* Problem to work on: From the listing below, extract each entry exactly as written, minus the images.

* Source records:
[Start]

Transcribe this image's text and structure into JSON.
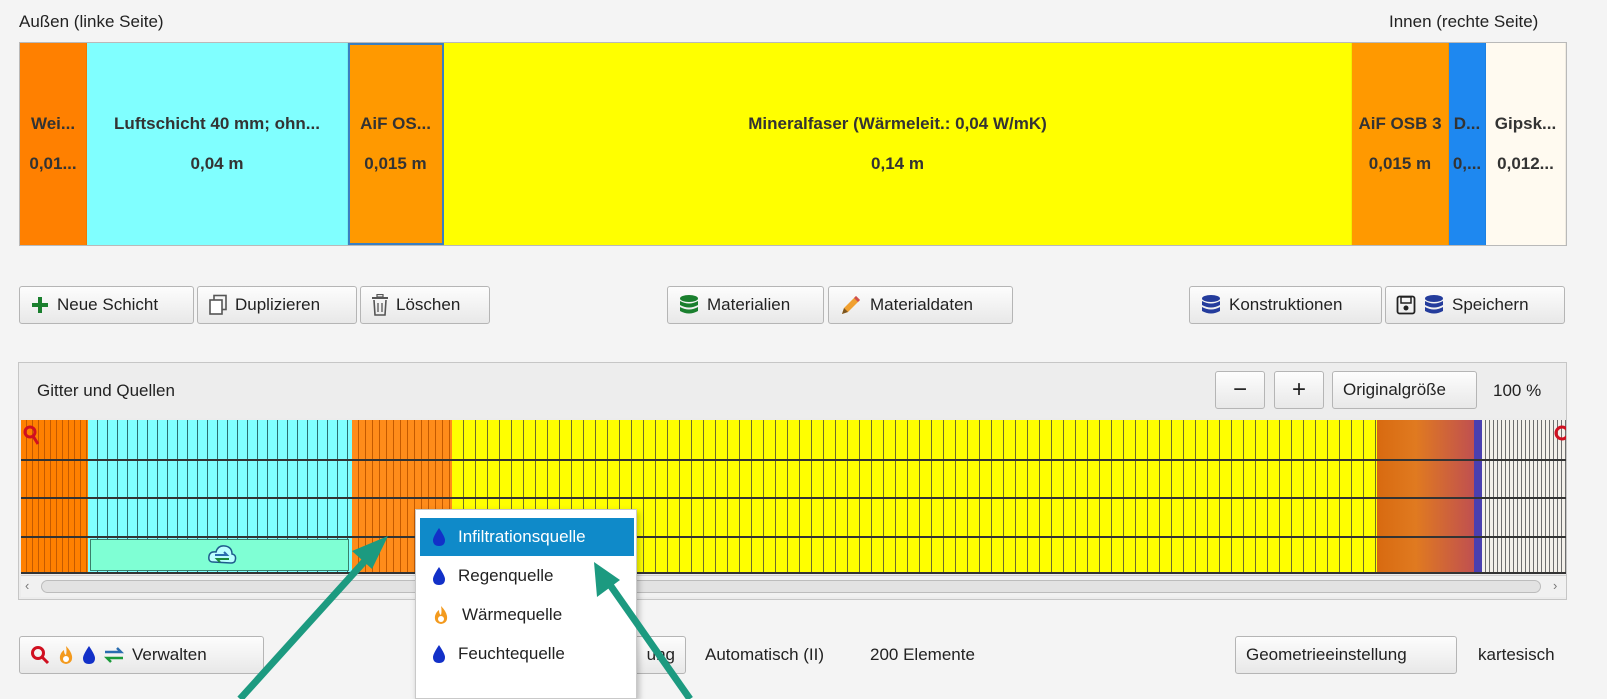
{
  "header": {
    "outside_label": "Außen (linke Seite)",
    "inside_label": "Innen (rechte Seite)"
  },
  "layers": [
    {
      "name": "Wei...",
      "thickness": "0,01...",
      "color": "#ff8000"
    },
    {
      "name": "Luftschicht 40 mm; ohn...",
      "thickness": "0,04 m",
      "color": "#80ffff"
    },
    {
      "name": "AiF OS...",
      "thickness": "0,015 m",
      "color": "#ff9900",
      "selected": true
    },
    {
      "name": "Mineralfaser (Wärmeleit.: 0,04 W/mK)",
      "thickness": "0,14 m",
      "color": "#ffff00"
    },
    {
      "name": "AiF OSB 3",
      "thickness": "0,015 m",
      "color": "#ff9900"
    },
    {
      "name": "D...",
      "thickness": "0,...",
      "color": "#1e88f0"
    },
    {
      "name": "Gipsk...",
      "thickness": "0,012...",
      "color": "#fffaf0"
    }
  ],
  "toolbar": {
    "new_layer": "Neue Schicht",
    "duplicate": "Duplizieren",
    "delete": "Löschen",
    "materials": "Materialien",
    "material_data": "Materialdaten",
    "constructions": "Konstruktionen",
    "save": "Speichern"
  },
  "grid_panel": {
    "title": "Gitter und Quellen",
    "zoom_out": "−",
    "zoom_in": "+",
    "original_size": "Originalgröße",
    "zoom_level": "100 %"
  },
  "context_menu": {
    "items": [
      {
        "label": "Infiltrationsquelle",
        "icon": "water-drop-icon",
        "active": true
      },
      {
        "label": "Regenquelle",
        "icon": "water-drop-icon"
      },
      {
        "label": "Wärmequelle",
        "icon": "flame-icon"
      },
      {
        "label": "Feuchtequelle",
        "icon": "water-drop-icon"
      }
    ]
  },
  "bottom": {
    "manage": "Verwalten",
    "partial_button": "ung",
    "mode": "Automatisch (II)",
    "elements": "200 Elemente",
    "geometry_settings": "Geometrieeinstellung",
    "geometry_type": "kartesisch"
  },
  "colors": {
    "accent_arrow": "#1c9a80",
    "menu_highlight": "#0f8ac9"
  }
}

[End]

* Answer for this exercise:
Transcribe this image's text and structure into JSON.
{
  "header": {
    "outside_label": "Außen (linke Seite)",
    "inside_label": "Innen (rechte Seite)"
  },
  "layers": [
    {
      "name": "Wei...",
      "thickness": "0,01...",
      "color": "#ff8000"
    },
    {
      "name": "Luftschicht 40 mm; ohn...",
      "thickness": "0,04 m",
      "color": "#80ffff"
    },
    {
      "name": "AiF OS...",
      "thickness": "0,015 m",
      "color": "#ff9900",
      "selected": true
    },
    {
      "name": "Mineralfaser (Wärmeleit.: 0,04 W/mK)",
      "thickness": "0,14 m",
      "color": "#ffff00"
    },
    {
      "name": "AiF OSB 3",
      "thickness": "0,015 m",
      "color": "#ff9900"
    },
    {
      "name": "D...",
      "thickness": "0,...",
      "color": "#1e88f0"
    },
    {
      "name": "Gipsk...",
      "thickness": "0,012...",
      "color": "#fffaf0"
    }
  ],
  "toolbar": {
    "new_layer": "Neue Schicht",
    "duplicate": "Duplizieren",
    "delete": "Löschen",
    "materials": "Materialien",
    "material_data": "Materialdaten",
    "constructions": "Konstruktionen",
    "save": "Speichern"
  },
  "grid_panel": {
    "title": "Gitter und Quellen",
    "zoom_out": "−",
    "zoom_in": "+",
    "original_size": "Originalgröße",
    "zoom_level": "100 %"
  },
  "context_menu": {
    "items": [
      {
        "label": "Infiltrationsquelle",
        "icon": "water-drop-icon",
        "active": true
      },
      {
        "label": "Regenquelle",
        "icon": "water-drop-icon"
      },
      {
        "label": "Wärmequelle",
        "icon": "flame-icon"
      },
      {
        "label": "Feuchtequelle",
        "icon": "water-drop-icon"
      }
    ]
  },
  "bottom": {
    "manage": "Verwalten",
    "partial_button": "ung",
    "mode": "Automatisch (II)",
    "elements": "200 Elemente",
    "geometry_settings": "Geometrieeinstellung",
    "geometry_type": "kartesisch"
  },
  "colors": {
    "accent_arrow": "#1c9a80",
    "menu_highlight": "#0f8ac9"
  }
}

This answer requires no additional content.